> [TASK OBJECTIVE]: Check each line below for the word "Regulation" and give the number of lines that have it, nothing more.

━━━ THE INPUT

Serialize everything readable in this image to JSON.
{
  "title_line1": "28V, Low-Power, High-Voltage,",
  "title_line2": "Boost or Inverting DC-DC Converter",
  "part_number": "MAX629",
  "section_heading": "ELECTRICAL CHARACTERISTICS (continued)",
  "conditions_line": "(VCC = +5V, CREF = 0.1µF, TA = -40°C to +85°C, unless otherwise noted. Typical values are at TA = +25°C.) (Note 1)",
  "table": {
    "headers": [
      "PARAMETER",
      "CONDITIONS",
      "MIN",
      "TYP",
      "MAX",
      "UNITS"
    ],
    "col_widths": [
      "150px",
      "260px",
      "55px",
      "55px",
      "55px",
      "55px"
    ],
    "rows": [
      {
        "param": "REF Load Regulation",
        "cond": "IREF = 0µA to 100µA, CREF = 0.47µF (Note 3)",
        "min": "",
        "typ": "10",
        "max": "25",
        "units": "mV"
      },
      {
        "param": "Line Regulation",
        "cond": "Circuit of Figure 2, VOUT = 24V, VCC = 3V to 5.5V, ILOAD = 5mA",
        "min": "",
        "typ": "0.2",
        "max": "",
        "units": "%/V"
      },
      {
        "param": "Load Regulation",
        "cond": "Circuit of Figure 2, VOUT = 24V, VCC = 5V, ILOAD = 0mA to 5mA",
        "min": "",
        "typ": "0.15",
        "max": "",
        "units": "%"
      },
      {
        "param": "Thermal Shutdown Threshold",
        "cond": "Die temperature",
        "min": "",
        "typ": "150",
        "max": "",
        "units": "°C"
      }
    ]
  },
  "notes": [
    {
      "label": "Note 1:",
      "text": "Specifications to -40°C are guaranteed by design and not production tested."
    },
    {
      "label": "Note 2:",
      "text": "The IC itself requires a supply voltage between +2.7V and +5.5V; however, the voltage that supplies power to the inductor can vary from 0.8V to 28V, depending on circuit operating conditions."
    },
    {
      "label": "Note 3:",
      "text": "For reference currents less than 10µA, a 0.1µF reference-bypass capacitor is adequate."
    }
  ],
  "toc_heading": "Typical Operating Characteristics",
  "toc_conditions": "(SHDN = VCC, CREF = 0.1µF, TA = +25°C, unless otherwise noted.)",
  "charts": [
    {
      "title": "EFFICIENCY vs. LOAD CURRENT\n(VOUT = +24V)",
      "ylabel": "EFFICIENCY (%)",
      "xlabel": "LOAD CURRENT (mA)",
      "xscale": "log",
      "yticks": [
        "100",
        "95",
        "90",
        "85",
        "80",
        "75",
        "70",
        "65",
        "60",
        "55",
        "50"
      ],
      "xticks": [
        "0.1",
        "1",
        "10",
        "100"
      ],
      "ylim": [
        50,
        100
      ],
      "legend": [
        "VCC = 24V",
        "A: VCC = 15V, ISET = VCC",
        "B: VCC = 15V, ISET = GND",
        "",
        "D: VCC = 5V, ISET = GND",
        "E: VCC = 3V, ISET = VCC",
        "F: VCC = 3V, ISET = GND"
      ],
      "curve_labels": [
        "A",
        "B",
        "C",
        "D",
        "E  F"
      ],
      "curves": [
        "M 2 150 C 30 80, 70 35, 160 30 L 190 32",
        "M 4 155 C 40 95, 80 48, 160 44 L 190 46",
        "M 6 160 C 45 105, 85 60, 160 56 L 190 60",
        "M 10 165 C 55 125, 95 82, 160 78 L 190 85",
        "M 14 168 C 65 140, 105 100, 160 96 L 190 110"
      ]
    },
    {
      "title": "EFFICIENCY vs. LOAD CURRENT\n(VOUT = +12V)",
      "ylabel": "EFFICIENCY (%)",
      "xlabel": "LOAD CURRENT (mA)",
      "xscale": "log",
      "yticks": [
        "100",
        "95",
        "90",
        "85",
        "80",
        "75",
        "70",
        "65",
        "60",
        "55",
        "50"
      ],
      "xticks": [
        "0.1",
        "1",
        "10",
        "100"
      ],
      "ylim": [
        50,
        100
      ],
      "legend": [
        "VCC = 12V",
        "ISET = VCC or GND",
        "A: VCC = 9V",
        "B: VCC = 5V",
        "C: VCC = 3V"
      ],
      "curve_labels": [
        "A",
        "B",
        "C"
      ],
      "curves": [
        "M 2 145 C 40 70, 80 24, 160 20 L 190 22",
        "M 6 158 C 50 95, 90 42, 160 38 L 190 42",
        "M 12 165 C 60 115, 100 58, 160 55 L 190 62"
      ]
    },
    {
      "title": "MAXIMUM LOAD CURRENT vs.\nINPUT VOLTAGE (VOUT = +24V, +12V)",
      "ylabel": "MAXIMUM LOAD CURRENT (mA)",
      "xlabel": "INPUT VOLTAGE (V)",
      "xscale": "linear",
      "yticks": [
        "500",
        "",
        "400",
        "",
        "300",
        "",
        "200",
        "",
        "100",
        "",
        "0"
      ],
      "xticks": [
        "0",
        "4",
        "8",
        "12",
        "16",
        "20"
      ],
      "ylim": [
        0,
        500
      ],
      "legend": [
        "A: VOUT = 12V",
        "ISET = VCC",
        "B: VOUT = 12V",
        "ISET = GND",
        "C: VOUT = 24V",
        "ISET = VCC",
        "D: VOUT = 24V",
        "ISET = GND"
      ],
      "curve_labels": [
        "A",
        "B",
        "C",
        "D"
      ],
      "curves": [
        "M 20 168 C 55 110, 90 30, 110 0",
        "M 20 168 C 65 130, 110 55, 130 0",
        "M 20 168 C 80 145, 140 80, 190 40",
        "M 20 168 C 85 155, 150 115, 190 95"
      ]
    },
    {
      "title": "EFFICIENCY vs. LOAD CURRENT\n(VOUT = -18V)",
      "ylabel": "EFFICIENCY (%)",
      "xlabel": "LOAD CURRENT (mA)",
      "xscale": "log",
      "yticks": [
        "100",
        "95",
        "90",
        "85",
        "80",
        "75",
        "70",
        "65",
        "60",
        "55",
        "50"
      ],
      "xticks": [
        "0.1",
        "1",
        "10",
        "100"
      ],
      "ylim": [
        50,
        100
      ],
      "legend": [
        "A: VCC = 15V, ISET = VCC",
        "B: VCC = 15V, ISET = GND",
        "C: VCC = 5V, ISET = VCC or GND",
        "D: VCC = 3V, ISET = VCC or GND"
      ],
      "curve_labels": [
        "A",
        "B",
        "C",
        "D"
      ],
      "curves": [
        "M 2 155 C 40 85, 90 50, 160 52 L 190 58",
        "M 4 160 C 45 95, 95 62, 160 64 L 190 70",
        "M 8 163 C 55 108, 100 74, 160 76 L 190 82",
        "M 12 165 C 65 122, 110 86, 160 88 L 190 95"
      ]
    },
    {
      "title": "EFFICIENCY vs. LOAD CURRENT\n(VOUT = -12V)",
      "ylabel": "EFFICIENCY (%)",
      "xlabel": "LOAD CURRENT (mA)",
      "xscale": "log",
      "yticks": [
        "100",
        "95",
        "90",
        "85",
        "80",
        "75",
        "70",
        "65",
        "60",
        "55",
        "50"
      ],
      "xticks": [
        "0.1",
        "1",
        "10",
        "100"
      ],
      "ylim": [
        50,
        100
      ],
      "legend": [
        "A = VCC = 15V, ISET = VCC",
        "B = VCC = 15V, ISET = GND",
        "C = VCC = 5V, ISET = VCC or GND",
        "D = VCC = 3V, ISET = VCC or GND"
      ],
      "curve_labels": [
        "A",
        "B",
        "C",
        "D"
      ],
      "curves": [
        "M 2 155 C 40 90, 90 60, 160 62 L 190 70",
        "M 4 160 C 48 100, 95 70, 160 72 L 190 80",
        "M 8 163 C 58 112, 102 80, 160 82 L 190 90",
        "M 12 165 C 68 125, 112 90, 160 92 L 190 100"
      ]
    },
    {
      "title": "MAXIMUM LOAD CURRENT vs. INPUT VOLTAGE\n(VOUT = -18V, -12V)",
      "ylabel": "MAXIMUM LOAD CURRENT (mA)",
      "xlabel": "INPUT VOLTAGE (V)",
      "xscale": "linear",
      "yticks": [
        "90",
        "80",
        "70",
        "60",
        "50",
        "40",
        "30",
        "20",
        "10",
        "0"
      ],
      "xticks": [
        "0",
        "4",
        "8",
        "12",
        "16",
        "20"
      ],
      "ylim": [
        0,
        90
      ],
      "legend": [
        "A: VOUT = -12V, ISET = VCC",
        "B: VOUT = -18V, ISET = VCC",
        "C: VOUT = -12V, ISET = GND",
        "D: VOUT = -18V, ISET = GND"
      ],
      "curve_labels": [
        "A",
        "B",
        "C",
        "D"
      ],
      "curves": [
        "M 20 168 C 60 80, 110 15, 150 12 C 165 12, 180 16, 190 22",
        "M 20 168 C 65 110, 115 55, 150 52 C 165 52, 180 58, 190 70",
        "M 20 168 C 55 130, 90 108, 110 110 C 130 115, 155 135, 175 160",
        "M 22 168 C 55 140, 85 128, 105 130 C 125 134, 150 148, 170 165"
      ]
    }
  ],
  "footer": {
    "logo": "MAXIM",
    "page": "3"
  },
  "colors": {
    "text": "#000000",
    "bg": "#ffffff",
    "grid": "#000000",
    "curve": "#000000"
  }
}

━━━━━━

> [SOLUTION FOR THIS PROBLEM]: 3